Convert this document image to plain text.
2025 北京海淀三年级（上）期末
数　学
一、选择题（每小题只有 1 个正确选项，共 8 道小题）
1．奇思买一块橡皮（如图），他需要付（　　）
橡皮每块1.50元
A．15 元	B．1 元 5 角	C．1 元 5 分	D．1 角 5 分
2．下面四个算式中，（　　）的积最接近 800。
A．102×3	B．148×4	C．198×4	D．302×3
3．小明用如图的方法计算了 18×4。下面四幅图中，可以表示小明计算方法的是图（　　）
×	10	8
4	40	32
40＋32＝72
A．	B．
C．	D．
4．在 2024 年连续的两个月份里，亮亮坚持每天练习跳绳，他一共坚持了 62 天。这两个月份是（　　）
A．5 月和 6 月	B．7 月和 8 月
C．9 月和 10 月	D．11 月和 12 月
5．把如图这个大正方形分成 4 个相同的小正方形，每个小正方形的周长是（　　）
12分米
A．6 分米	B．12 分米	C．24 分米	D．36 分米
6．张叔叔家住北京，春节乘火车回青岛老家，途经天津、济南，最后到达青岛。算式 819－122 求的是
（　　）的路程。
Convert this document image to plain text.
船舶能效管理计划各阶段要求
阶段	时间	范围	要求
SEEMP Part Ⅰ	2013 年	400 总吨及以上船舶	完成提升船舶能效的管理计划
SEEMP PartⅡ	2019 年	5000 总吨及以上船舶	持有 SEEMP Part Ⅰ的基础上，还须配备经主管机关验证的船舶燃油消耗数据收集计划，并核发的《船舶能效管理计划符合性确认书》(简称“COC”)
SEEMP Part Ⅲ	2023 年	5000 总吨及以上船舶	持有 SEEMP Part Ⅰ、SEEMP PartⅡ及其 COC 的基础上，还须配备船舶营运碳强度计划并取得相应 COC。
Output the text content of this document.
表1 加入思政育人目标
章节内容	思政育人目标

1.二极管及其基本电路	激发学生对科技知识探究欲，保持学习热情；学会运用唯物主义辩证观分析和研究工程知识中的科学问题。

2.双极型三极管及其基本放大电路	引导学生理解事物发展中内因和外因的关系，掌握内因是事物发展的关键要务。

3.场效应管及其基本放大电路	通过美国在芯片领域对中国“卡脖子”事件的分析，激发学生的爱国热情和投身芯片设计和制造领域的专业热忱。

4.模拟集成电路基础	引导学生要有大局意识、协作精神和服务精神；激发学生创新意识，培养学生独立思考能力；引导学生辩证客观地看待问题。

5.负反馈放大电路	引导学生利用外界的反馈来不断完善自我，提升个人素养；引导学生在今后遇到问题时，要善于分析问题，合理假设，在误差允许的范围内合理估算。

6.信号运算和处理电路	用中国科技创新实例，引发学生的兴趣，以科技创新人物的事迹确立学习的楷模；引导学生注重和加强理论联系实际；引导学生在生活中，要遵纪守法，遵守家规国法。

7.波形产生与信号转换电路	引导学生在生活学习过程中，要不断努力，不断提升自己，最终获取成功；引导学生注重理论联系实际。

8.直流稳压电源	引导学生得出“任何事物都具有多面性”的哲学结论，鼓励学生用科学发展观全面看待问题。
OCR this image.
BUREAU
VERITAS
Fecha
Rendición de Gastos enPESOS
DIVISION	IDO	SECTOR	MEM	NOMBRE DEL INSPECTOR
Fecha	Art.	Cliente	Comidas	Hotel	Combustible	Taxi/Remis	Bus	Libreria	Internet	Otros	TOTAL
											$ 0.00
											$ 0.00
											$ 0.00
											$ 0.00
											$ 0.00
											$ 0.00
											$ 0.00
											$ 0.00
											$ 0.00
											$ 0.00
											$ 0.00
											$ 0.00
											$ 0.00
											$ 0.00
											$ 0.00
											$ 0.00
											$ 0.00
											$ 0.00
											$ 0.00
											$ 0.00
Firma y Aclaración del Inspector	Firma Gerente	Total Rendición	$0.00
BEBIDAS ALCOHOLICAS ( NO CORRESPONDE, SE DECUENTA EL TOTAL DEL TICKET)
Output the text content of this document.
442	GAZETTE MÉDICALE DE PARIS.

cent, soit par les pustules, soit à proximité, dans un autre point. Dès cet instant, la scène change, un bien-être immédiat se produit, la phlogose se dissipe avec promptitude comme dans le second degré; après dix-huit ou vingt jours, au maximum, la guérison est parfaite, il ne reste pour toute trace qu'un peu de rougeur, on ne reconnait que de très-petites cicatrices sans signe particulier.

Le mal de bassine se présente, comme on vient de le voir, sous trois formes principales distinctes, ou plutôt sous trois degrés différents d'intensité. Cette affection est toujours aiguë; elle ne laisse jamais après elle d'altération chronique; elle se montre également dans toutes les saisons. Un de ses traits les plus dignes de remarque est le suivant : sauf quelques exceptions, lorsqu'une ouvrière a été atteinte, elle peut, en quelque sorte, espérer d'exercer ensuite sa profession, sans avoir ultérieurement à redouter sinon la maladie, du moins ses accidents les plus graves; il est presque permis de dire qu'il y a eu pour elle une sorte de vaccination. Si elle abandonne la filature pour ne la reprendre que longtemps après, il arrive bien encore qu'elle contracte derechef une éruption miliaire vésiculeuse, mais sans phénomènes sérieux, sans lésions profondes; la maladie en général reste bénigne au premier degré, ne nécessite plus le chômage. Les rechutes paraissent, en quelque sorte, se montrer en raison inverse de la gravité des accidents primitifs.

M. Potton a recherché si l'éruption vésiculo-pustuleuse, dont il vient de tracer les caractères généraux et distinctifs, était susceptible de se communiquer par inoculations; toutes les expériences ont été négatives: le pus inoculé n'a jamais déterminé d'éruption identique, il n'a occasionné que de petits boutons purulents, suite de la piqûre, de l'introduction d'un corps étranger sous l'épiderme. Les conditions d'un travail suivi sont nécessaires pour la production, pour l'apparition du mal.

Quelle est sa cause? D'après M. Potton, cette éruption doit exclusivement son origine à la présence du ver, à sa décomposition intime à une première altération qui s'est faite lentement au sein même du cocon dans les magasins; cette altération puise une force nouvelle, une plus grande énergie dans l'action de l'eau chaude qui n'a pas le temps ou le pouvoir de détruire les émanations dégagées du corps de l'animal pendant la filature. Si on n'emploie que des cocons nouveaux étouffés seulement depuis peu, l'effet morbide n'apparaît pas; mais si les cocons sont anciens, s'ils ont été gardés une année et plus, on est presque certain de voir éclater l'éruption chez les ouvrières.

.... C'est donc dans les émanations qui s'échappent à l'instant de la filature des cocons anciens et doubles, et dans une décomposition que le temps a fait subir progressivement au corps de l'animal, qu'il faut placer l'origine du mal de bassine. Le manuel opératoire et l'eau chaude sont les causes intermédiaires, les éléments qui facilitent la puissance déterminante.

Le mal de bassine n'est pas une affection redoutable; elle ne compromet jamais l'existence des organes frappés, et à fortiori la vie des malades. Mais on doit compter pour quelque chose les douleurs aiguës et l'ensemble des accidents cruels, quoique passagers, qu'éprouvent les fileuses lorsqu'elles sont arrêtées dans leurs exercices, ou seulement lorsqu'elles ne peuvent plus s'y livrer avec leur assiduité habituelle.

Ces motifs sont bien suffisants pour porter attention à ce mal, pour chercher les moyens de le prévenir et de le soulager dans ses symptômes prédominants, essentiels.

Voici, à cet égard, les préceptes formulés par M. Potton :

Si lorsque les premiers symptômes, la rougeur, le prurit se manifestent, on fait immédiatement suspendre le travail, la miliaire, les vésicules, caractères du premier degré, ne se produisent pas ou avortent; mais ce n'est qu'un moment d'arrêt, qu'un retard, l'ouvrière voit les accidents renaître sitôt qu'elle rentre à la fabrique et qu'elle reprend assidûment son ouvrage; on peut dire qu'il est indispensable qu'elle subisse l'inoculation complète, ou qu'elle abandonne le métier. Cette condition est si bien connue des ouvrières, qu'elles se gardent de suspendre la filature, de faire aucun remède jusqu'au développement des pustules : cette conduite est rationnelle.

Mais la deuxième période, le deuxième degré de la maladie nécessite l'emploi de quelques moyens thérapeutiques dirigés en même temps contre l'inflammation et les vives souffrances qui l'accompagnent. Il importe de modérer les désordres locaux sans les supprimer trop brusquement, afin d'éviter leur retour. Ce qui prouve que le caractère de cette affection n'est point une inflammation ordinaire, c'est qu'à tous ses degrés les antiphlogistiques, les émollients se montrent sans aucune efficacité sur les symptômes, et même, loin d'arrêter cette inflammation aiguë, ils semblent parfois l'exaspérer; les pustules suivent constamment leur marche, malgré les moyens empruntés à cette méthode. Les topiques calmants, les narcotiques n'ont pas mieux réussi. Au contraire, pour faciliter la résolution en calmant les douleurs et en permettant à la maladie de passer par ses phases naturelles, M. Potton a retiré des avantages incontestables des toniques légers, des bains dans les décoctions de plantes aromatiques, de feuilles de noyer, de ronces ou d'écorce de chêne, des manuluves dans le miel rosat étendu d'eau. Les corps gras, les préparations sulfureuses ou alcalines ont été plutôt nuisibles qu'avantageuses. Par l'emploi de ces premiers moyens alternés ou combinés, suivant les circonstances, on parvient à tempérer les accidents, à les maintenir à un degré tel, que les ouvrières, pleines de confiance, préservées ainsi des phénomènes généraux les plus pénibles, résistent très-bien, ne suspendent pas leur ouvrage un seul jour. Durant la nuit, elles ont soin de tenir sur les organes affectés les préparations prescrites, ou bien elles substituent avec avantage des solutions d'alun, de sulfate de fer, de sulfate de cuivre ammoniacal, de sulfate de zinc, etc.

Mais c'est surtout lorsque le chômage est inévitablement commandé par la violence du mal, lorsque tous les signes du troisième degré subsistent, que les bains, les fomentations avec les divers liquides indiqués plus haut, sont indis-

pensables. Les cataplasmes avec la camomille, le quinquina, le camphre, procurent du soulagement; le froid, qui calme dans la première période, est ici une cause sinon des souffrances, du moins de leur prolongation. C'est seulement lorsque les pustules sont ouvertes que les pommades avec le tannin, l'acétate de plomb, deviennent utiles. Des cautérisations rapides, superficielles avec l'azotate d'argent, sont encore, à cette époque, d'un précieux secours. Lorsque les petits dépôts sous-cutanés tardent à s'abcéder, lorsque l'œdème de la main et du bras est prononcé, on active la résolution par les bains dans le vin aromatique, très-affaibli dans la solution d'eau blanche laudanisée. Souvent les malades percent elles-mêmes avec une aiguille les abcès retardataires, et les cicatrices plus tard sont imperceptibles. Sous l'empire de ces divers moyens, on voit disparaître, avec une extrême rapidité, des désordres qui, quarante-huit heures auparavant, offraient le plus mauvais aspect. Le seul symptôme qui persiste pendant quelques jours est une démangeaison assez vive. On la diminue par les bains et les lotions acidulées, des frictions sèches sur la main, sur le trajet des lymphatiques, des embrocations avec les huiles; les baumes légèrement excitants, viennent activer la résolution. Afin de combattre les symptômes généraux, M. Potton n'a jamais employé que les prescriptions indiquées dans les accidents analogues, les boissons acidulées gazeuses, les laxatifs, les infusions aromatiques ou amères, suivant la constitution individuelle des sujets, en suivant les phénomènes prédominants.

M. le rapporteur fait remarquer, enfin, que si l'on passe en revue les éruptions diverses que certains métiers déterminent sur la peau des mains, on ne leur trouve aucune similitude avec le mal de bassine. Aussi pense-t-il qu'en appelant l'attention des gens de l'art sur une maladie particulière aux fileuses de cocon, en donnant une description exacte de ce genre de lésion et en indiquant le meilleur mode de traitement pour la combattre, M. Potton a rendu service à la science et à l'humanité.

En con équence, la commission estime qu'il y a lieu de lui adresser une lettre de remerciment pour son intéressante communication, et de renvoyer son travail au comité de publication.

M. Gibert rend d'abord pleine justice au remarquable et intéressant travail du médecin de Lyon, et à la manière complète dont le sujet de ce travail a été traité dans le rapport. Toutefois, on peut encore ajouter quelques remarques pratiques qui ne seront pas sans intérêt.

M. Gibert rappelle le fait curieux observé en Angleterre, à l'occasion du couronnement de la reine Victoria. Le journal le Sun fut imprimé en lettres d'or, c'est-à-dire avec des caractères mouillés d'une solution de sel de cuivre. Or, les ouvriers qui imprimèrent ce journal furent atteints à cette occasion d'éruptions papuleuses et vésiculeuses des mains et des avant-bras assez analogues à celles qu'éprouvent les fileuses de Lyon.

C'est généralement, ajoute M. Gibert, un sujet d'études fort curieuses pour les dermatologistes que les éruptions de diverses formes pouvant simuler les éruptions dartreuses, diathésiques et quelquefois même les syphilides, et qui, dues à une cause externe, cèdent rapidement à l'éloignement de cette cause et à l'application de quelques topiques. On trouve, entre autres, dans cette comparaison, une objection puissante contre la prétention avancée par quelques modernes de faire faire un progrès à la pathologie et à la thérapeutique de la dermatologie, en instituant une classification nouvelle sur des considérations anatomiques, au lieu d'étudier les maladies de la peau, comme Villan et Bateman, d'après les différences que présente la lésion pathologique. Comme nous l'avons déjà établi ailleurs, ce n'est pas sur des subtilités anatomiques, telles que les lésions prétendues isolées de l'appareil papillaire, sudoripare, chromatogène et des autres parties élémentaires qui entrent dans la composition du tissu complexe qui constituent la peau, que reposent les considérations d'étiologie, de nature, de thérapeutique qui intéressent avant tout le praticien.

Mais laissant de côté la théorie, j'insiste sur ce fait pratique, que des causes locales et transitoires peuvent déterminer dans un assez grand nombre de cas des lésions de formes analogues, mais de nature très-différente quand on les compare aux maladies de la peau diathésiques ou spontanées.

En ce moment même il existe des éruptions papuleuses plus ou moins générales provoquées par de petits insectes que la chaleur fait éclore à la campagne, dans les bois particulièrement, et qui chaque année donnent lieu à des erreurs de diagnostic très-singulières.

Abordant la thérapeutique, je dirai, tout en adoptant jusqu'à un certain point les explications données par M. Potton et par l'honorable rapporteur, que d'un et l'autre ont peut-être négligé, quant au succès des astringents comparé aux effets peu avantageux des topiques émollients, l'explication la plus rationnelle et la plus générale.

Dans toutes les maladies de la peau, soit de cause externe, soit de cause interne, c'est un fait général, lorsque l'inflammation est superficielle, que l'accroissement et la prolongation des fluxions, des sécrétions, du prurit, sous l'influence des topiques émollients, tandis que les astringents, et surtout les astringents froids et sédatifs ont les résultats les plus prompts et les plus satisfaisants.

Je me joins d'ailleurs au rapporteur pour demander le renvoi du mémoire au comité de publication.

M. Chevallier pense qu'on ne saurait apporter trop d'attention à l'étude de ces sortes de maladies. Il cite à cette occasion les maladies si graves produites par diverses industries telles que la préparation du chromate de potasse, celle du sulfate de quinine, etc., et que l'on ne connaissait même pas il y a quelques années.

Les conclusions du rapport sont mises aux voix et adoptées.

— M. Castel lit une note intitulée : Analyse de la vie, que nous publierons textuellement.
---
*Problem statement*:
Show all lines in the entries above where the word "trouve" appears.

*Exercise answer*:
M. le rapporteur fait remarquer, enfin, que si l'on passe en revue les éruptions diverses que certains métiers déterminent sur la peau des mains, on ne leur trouve aucune similitude avec le mal de bassine. Aussi pense-t-il qu'en appelant l'attention des gens de l'art sur une maladie particulière aux fileuses de cocon, en donnant une description exacte de ce genre de lésion et en indiquant le meilleur mode de traitement pour la combattre, M. Potton a rendu service à la science et à l'humanité.
C'est généralement, ajoute M. Gibert, un sujet d'études fort curieuses pour les dermatologistes que les éruptions de diverses formes pouvant simuler les éruptions dartreuses, diathésiques et quelquefois même les syphilides, et qui, dues à une cause externe, cèdent rapidement à l'éloignement de cette cause et à l'application de quelques topiques. On trouve, entre autres, dans cette comparaison, une objection puissante contre la prétention avancée par quelques modernes de faire faire un progrès à la pathologie et à la thérapeutique de la dermatologie, en instituant une classification nouvelle sur des considérations anatomiques, au lieu d'étudier les maladies de la peau, comme Villan et Bateman, d'après les différences que présente la lésion pathologique. Comme nous l'avons déjà établi ailleurs, ce n'est pas sur des subtilités anatomiques, telles que les lésions prétendues isolées de l'appareil papillaire, sudoripare, chromatogène et des autres parties élémentaires qui entrent dans la composition du tissu complexe qui constituent la peau, que reposent les considérations d'étiologie, de nature, de thérapeutique qui intéressent avant tout le praticien.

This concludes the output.